-------- RAW DATA

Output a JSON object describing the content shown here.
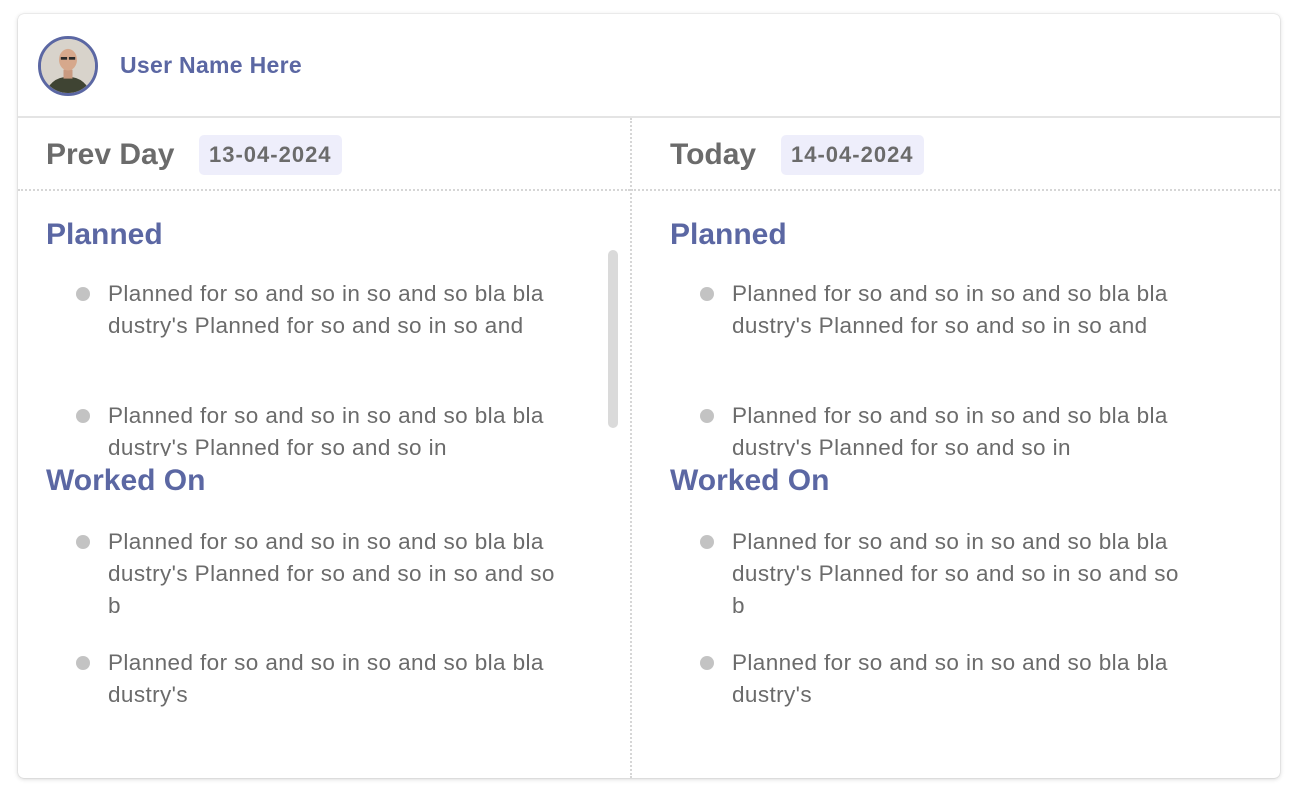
{
  "header": {
    "user_name": "User Name Here"
  },
  "prev_day": {
    "label": "Prev Day",
    "date": "13-04-2024",
    "planned_title": "Planned",
    "planned_items": [
      "Planned for so and so in so and so bla bla dustry's  Planned for so and so in so and",
      "Planned for so and so in so and so bla bla dustry's  Planned for so and so in"
    ],
    "worked_title": "Worked On",
    "worked_items": [
      "Planned for so and so in so and so bla bla dustry's  Planned for so and so in so and so b",
      "Planned for so and so in so and so bla bla dustry's"
    ]
  },
  "today": {
    "label": "Today",
    "date": "14-04-2024",
    "planned_title": "Planned",
    "planned_items": [
      "Planned for so and so in so and so bla bla dustry's  Planned for so and so in so and",
      "Planned for so and so in so and so bla bla dustry's  Planned for so and so in"
    ],
    "worked_title": "Worked On",
    "worked_items": [
      "Planned for so and so in so and so bla bla dustry's  Planned for so and so in so and so b",
      "Planned for so and so in so and so bla bla dustry's"
    ]
  },
  "colors": {
    "accent": "#5b67a3",
    "text": "#6b6b6b",
    "badge_bg": "#eeeefb",
    "bullet": "#c3c3c3"
  },
  "icons": {
    "avatar": "user-avatar-photo"
  }
}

----------------

## JOB
Retype the entries word for word. Omit any images.

## ANSWER FOR THE TASK
Output a JSON object describing the content shown here.
{
  "header": {
    "user_name": "User Name Here"
  },
  "prev_day": {
    "label": "Prev Day",
    "date": "13-04-2024",
    "planned_title": "Planned",
    "planned_items": [
      "Planned for so and so in so and so bla bla dustry's  Planned for so and so in so and",
      "Planned for so and so in so and so bla bla dustry's  Planned for so and so in"
    ],
    "worked_title": "Worked On",
    "worked_items": [
      "Planned for so and so in so and so bla bla dustry's  Planned for so and so in so and so b",
      "Planned for so and so in so and so bla bla dustry's"
    ]
  },
  "today": {
    "label": "Today",
    "date": "14-04-2024",
    "planned_title": "Planned",
    "planned_items": [
      "Planned for so and so in so and so bla bla dustry's  Planned for so and so in so and",
      "Planned for so and so in so and so bla bla dustry's  Planned for so and so in"
    ],
    "worked_title": "Worked On",
    "worked_items": [
      "Planned for so and so in so and so bla bla dustry's  Planned for so and so in so and so b",
      "Planned for so and so in so and so bla bla dustry's"
    ]
  },
  "colors": {
    "accent": "#5b67a3",
    "text": "#6b6b6b",
    "badge_bg": "#eeeefb",
    "bullet": "#c3c3c3"
  },
  "icons": {
    "avatar": "user-avatar-photo"
  }
}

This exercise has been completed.